- Goal
Return only the number of lines that hold "的夹角为".

[START Entries]

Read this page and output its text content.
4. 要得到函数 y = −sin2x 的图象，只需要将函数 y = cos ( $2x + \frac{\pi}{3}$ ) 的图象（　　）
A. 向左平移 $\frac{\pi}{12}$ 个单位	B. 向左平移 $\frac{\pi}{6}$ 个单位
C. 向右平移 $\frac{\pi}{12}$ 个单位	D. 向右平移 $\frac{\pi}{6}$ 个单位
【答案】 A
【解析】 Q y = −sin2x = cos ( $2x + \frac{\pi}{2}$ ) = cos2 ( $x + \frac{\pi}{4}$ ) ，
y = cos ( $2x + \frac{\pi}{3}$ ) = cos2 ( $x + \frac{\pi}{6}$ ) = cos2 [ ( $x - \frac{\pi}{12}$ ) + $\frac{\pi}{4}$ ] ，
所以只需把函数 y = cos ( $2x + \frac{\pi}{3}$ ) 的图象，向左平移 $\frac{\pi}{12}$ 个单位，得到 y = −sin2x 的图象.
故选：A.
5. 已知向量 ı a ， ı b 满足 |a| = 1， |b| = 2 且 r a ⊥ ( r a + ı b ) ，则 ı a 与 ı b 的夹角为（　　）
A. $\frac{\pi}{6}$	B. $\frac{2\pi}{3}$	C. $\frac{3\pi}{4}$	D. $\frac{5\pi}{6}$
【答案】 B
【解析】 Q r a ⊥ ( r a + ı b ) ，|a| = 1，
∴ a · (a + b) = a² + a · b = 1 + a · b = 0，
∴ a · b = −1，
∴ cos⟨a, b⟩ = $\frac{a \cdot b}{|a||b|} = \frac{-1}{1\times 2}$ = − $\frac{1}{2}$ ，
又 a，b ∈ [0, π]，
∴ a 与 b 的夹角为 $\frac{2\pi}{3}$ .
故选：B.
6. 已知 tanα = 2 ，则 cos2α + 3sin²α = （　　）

[END Entries]

- Result of this exercise
2